Problem details: Please continue the maple-brown-butter dessert waffle recipe below by writing the steps that come after the first one.

Given text:
_____
MAPLE-BROWN-BUTTER DESSERT WAFFLES



Maple-Brown-Butter Dessert Waffles image

Waffles aren't just for breakfast! These decadent treats are ideal for a whimsical dessert -- add a scoop of your favorite ice cream for an extra bit of extravagance.

Provided by Martha Stewart

Categories     Food & Cooking     Healthy Recipes     Vegetarian Recipes

Time 55m

Number Of Ingredients 11

1 3/4 cups all-purpose flour, spooned and leveled
1/4 cup granulated sugar
1 1/2 teaspoons baking powder
1/2 teaspoon fine salt
3/4 cup (1 1/2 sticks) unsalted butter
2 large eggs, lightly beaten
1 3/4 cups buttermilk, room temperature
1/3 cup pure maple syrup
1 cup confectioners' sugar
Nonstick cooking spray
1/2 cup pecans, toasted and coarsely chopped

Steps:

  • In a large bowl, whisk together flour, granulated sugar, baking powder, and salt. In a microwave-safe bowl, microwave 6 tablespoons butter until melted, about 30 seconds. Add eggs and buttermilk; whisk to combine. Add buttermilk mixture to flour mixture and whisk until batter is almost smooth; set aside.
_____
Information shown:
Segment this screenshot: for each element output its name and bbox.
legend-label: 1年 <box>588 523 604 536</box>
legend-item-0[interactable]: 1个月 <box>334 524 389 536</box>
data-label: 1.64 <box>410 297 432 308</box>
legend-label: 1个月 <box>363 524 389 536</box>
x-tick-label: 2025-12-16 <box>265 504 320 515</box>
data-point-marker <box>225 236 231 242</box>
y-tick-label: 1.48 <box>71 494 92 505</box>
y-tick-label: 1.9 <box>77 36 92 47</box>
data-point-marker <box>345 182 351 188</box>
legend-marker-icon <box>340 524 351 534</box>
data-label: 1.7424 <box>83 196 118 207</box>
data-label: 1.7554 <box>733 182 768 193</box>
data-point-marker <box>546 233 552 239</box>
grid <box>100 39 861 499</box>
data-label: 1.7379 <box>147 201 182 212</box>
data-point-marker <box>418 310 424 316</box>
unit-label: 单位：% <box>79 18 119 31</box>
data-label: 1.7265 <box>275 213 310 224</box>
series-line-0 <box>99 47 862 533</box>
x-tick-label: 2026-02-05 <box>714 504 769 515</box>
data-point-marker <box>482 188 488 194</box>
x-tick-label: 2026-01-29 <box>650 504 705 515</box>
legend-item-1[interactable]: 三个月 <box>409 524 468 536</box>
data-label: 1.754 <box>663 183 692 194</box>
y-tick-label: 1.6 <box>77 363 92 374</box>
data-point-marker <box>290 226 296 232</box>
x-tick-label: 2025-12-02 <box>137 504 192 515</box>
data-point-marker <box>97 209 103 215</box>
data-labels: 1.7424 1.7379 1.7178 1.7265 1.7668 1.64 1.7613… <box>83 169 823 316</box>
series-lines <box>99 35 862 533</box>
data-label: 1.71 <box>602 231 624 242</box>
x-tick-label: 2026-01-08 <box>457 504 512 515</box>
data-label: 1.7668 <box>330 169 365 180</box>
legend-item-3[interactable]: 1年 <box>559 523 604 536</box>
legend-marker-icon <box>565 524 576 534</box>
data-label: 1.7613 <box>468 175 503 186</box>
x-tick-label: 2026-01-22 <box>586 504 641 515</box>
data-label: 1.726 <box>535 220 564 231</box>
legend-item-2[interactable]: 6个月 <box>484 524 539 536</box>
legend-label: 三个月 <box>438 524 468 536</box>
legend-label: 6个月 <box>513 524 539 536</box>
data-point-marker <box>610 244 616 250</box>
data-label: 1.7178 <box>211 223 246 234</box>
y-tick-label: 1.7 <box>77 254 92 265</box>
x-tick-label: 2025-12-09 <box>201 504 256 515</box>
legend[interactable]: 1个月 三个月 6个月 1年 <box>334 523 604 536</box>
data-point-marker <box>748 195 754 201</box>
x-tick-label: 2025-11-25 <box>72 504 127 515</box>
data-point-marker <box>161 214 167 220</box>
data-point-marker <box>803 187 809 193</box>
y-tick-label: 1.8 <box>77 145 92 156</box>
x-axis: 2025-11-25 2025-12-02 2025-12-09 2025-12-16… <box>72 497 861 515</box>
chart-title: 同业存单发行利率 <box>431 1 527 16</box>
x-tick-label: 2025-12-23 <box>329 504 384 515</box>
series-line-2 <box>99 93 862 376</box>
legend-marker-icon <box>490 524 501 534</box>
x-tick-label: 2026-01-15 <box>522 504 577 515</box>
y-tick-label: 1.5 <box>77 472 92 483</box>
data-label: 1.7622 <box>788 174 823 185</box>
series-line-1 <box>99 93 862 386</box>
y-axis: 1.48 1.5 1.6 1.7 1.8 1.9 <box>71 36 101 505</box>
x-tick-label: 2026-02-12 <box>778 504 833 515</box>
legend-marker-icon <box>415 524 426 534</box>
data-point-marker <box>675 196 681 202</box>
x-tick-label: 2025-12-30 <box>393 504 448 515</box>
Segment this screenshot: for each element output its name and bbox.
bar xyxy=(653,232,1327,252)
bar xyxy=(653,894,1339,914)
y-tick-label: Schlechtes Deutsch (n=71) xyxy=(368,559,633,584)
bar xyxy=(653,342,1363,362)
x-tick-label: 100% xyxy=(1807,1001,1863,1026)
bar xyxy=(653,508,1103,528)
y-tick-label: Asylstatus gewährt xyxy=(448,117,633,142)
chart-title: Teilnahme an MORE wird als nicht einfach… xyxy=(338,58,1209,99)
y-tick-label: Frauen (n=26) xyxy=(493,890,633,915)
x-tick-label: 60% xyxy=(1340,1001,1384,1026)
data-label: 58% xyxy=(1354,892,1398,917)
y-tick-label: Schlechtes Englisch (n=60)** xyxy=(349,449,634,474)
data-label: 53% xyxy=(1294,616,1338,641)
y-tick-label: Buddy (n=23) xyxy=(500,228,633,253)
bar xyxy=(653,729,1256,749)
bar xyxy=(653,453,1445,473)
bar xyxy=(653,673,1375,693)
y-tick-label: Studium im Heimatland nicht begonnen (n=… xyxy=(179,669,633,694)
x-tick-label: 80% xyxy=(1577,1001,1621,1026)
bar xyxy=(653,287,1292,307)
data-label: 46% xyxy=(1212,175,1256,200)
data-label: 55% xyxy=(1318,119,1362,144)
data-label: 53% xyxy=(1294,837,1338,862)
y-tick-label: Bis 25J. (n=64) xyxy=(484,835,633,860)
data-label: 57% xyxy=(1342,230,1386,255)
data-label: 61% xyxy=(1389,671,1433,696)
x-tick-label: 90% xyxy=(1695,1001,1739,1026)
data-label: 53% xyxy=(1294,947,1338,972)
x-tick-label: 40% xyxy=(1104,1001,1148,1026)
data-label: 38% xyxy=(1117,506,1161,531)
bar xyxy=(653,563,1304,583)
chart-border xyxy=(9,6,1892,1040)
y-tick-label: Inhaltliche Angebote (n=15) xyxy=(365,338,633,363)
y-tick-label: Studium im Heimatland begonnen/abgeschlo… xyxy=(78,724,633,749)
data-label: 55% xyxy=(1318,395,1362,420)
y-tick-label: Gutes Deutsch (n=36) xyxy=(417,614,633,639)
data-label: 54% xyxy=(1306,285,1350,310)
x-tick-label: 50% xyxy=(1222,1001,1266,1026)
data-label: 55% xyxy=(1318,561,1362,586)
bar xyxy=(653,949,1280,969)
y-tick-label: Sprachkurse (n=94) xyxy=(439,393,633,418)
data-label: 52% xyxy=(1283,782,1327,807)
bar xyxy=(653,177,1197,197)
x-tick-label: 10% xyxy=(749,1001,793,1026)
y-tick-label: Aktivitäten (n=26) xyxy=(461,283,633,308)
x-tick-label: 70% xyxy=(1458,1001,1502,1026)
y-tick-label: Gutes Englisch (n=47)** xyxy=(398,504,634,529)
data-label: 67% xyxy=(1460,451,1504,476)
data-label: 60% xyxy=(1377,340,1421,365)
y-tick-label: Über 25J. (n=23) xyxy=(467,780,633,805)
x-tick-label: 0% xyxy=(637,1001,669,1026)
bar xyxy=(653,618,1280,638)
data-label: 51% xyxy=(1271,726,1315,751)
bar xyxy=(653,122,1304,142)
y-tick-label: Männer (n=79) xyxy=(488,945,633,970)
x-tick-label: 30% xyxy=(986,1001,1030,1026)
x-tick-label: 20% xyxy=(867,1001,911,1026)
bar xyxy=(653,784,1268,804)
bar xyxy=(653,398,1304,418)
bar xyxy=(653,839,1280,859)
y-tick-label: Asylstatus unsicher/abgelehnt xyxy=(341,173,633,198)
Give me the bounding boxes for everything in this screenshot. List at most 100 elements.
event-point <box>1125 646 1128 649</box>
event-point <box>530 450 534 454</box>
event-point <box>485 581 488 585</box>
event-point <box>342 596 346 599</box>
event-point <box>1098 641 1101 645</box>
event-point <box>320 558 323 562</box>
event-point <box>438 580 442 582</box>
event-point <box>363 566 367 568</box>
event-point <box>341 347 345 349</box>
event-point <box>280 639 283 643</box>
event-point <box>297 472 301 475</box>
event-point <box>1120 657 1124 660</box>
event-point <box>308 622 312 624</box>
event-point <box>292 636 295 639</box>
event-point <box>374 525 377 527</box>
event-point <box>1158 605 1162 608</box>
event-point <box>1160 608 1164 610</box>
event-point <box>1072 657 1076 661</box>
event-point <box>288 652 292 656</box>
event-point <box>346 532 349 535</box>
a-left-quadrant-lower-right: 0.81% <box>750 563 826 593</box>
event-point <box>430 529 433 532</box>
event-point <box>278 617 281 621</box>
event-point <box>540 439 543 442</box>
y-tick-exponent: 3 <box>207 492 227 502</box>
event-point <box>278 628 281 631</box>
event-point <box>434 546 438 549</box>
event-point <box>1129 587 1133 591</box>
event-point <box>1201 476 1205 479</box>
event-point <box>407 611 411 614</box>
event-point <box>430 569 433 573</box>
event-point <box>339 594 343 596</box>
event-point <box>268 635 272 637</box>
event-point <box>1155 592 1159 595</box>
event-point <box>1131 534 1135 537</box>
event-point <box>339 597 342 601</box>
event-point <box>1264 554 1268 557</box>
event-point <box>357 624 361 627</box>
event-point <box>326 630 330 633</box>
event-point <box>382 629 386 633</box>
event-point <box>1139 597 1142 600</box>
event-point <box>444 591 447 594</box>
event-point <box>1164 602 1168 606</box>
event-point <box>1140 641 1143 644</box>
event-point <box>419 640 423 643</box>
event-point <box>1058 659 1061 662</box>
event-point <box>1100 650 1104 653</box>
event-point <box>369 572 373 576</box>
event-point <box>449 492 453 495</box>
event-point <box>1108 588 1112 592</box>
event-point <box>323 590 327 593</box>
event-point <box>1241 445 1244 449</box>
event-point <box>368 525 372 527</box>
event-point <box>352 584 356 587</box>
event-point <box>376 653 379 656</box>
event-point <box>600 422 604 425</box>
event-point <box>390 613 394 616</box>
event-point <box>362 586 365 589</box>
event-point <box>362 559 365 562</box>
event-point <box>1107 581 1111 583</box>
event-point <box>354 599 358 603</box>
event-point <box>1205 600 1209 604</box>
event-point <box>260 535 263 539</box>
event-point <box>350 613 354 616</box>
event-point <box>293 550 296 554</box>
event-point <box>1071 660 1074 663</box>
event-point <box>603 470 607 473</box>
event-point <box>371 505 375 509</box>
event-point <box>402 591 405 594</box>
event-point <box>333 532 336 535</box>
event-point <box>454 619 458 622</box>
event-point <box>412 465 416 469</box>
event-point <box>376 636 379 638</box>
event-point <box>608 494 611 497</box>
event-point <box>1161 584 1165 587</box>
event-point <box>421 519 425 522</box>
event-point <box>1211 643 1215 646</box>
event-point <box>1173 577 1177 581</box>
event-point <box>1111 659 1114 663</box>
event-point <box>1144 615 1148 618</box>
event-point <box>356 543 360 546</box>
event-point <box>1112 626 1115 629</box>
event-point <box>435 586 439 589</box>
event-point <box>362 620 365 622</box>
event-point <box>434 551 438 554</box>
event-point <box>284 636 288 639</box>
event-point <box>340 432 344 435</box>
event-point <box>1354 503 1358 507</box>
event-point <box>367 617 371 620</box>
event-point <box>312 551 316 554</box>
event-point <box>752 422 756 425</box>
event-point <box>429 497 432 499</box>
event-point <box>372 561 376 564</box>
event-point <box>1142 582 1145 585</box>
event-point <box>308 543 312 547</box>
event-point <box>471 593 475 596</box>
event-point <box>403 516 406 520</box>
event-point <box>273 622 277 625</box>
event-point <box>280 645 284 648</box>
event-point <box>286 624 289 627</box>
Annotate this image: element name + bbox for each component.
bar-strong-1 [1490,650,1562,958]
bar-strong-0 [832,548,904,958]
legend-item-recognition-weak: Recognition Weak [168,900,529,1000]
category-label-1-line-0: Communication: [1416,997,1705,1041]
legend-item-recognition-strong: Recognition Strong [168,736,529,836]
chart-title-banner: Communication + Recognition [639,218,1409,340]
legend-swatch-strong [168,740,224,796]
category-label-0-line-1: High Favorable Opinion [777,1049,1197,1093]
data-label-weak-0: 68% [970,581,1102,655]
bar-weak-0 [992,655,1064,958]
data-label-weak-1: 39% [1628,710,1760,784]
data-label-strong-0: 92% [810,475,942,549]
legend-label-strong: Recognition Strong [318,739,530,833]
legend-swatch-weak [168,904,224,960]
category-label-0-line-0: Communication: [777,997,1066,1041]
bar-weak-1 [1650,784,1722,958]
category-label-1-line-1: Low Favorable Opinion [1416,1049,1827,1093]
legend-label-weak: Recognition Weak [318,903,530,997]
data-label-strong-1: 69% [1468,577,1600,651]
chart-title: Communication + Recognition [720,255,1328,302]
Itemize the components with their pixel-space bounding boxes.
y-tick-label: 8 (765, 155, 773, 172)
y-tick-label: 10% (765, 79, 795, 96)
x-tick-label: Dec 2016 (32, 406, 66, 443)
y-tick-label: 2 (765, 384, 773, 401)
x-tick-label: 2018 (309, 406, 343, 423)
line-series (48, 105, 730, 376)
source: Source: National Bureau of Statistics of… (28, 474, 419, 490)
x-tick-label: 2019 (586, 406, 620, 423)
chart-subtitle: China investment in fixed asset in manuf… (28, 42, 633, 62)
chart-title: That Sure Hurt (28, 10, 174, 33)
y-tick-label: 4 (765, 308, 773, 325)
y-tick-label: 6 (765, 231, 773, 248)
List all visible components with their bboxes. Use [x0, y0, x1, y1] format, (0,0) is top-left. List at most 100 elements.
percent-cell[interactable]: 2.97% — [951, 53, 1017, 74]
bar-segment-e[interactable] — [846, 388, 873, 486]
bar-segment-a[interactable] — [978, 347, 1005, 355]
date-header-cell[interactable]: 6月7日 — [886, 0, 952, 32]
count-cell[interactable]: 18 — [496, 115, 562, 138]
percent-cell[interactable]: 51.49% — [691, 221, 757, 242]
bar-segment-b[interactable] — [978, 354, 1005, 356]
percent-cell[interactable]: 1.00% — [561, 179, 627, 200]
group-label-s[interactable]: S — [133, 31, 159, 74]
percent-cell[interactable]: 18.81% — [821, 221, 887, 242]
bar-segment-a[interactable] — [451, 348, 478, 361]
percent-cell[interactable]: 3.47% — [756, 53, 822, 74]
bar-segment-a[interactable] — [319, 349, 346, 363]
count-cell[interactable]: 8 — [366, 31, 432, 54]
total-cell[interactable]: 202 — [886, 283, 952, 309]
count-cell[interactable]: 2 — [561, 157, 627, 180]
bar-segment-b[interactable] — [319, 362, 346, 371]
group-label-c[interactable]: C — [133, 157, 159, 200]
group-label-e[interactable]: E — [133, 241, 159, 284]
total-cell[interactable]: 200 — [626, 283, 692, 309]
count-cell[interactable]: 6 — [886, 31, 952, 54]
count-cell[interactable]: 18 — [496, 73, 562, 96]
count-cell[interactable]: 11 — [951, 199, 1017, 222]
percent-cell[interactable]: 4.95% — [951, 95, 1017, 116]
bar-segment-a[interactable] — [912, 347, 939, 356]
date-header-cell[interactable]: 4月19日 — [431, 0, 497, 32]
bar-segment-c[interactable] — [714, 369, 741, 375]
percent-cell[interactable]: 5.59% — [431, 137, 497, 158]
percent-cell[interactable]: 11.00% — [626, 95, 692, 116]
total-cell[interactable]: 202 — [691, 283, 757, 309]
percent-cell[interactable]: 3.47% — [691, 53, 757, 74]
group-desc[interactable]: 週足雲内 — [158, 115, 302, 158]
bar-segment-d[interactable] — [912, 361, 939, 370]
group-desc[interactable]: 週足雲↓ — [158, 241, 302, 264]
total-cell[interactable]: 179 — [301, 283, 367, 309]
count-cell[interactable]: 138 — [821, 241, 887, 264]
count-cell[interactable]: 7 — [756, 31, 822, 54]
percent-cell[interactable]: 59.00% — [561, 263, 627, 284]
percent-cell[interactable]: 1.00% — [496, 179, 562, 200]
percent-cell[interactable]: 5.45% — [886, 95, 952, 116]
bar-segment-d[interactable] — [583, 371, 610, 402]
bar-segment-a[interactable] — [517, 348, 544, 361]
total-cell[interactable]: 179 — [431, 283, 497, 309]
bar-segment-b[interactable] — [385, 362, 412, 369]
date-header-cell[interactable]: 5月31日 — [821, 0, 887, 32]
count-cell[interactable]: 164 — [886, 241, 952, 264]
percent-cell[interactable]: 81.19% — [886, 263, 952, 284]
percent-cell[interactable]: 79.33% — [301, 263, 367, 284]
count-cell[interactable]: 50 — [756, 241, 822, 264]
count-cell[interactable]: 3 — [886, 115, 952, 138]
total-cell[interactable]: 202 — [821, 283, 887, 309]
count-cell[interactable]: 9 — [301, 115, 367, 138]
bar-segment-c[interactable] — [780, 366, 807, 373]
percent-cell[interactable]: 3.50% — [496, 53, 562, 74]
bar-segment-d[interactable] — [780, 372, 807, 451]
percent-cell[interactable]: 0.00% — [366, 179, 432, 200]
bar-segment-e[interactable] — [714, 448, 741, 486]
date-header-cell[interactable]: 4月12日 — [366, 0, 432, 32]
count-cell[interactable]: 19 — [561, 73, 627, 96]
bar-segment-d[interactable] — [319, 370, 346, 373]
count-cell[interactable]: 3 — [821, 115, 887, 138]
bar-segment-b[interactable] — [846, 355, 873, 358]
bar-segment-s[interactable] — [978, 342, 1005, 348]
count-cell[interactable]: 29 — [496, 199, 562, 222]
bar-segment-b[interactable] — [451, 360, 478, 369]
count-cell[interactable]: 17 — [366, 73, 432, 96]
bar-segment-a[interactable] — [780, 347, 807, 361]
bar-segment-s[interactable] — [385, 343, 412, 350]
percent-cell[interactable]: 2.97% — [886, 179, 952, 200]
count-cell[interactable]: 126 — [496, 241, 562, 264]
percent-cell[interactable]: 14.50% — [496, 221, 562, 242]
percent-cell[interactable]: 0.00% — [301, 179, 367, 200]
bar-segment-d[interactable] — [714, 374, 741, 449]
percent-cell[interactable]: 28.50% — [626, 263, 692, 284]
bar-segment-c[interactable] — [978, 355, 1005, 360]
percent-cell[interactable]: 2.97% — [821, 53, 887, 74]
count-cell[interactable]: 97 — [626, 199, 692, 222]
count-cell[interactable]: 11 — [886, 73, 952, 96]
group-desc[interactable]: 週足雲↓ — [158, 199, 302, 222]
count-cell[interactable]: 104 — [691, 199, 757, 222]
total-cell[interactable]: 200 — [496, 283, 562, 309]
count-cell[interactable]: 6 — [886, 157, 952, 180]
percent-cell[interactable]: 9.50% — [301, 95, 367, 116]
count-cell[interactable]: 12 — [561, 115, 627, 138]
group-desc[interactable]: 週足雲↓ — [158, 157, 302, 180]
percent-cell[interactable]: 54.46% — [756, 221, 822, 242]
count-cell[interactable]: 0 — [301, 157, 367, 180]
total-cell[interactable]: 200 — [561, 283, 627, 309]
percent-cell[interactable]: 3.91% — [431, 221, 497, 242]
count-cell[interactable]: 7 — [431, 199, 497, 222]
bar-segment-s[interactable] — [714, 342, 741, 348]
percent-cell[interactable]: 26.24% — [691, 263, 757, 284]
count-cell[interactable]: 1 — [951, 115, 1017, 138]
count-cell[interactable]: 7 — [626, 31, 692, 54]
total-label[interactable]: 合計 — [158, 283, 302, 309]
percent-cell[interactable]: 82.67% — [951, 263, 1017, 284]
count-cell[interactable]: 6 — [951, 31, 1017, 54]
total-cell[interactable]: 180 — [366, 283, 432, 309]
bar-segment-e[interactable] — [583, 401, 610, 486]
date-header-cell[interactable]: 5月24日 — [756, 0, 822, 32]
_____
Exercise answer:
  • In a small bowl, whisk together maple syrup and confectioners' sugar until smooth. In a small saucepan, heat 6 tablespoons butter over medium, swirling pan occasionally, until golden brown and most of the foam has subsided, 8 to 10 minutes. Immediately pour into maple mixture and whisk until mixture forms a ribbon when you lift the whisk. Cover with plastic wrap and set aside.
  • Heat a waffle iron according to manufacturer's instructions. Lightly coat with cooking spray. Pour 1 1/3 cups batter onto iron and close; cook until waffle is golden and crisp, about 8 minutes. Transfer to a wire rack set in a rimmed baking sheet. Repeat with remaining batter.
  • Pour maple glaze onto a dinner plate. Dip one side of each waffle into glaze. To serve, cut each waffle in half and sprinkle with pecans.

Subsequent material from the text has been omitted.